◆ Figure record extracts
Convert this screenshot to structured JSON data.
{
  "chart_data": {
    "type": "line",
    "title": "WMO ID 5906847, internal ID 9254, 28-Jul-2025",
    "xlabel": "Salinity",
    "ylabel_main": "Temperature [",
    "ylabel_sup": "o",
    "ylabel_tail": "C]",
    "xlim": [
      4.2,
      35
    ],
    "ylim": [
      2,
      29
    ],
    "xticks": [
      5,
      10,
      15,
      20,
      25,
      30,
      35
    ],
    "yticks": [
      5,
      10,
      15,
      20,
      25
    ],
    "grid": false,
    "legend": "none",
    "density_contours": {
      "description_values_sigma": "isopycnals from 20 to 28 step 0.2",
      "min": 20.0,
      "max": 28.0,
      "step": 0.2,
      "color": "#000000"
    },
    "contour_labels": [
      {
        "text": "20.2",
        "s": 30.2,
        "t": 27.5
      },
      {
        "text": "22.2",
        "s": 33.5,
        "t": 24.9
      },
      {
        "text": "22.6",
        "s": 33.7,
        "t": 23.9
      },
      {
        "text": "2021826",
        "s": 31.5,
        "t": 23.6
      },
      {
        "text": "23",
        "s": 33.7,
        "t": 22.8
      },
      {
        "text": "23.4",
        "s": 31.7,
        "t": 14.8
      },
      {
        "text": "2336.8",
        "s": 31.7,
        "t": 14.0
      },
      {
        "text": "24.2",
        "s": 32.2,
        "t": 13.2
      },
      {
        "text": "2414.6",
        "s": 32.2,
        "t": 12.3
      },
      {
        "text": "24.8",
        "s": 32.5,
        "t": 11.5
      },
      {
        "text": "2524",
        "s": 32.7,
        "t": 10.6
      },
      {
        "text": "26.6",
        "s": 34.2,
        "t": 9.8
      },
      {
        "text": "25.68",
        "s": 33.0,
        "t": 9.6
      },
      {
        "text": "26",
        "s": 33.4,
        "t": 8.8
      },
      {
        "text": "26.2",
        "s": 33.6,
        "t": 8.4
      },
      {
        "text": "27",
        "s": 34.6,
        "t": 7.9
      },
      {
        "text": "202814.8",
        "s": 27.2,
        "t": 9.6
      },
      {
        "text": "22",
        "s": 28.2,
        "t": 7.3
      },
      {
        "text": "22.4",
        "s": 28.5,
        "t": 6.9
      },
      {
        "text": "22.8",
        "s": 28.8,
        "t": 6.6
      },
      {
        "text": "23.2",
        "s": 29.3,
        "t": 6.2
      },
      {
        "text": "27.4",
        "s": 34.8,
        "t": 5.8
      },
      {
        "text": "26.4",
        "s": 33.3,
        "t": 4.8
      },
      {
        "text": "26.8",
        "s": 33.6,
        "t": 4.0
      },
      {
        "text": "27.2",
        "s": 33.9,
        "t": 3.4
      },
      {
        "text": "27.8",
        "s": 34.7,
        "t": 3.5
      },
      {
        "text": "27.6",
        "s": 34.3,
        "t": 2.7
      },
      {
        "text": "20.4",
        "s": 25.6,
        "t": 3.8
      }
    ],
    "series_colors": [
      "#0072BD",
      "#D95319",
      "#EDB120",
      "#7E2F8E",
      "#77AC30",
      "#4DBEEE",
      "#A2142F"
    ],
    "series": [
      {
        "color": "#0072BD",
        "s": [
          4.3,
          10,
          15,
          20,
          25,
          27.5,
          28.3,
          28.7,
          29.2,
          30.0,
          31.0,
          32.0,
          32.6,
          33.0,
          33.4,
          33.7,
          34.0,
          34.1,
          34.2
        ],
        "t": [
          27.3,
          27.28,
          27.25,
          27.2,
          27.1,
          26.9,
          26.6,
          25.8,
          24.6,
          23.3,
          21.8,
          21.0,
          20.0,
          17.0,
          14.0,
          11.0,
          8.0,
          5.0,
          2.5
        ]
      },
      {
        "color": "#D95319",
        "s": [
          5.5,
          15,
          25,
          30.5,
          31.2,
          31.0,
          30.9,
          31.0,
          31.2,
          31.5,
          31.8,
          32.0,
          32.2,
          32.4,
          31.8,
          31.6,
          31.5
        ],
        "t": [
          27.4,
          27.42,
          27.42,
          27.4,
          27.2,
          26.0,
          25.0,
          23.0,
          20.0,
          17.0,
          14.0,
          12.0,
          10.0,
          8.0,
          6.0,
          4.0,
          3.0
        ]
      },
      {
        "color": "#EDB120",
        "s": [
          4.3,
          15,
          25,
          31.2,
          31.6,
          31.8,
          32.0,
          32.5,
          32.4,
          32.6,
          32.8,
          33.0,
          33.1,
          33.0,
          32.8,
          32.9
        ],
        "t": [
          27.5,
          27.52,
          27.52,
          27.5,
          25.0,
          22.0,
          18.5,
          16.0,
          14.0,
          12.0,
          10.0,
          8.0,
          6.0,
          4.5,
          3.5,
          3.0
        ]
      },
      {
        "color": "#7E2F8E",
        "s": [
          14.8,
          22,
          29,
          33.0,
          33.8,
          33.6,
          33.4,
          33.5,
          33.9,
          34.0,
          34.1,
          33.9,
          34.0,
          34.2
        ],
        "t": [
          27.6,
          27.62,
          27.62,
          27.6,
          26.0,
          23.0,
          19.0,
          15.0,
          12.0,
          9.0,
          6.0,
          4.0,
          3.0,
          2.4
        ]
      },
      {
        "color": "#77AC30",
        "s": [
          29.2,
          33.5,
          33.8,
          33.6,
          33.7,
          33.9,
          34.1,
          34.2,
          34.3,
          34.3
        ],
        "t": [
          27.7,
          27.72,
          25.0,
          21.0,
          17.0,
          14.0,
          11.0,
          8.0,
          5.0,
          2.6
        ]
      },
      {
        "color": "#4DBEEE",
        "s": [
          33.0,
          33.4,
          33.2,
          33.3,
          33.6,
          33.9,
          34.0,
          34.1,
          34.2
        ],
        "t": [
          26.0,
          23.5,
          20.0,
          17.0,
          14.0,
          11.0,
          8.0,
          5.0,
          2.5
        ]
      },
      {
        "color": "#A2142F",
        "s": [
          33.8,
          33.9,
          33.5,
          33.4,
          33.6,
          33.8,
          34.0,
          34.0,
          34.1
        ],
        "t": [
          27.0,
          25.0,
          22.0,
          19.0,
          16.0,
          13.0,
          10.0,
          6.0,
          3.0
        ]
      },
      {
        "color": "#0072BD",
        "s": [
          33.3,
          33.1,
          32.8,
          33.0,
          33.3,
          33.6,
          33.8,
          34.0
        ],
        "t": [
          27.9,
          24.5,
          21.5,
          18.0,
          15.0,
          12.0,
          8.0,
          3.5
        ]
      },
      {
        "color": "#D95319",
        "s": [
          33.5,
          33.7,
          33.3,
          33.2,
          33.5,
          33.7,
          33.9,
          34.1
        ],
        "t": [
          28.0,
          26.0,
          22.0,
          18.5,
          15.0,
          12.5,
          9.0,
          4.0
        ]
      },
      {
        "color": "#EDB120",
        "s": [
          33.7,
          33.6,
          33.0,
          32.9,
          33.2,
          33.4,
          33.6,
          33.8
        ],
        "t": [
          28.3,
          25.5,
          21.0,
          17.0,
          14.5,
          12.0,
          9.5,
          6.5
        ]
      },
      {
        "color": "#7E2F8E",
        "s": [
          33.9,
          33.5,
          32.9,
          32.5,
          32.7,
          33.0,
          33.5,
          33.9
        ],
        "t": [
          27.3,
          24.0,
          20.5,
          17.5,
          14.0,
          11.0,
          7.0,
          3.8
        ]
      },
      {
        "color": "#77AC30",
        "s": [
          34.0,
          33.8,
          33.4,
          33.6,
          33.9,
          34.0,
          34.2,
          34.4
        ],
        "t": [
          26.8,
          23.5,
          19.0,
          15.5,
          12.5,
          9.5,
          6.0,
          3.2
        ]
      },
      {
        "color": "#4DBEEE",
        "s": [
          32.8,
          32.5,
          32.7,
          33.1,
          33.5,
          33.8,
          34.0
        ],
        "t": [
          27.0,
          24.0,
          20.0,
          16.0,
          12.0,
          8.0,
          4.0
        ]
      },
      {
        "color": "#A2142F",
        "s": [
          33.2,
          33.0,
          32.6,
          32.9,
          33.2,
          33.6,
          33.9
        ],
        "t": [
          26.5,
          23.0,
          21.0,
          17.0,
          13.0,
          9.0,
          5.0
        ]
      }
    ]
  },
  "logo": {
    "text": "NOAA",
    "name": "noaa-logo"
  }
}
==
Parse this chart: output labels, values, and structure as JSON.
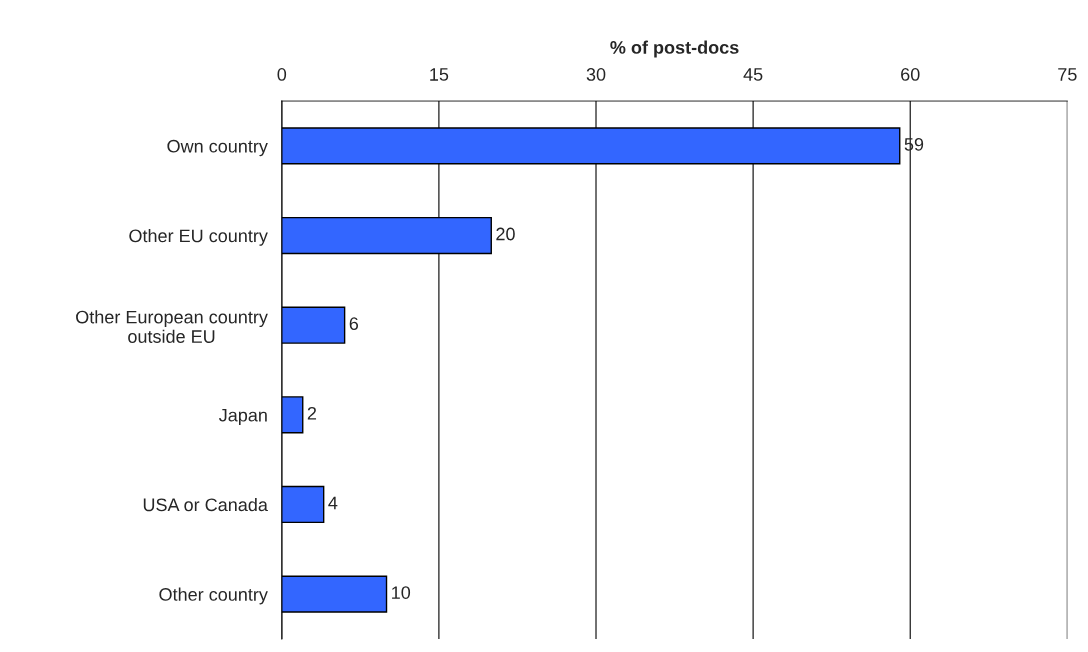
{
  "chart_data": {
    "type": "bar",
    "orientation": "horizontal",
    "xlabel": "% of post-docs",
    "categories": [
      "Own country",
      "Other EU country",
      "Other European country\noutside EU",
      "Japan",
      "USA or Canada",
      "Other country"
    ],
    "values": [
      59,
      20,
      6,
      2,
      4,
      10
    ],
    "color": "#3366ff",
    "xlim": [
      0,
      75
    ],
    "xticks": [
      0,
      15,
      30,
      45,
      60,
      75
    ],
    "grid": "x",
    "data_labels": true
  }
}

◆ Given task
Search the data for "xlabel". Copy every line that has it.

◆ Final result
    "xlabel": "Salinity",
    "xlabel": "% of post-docs",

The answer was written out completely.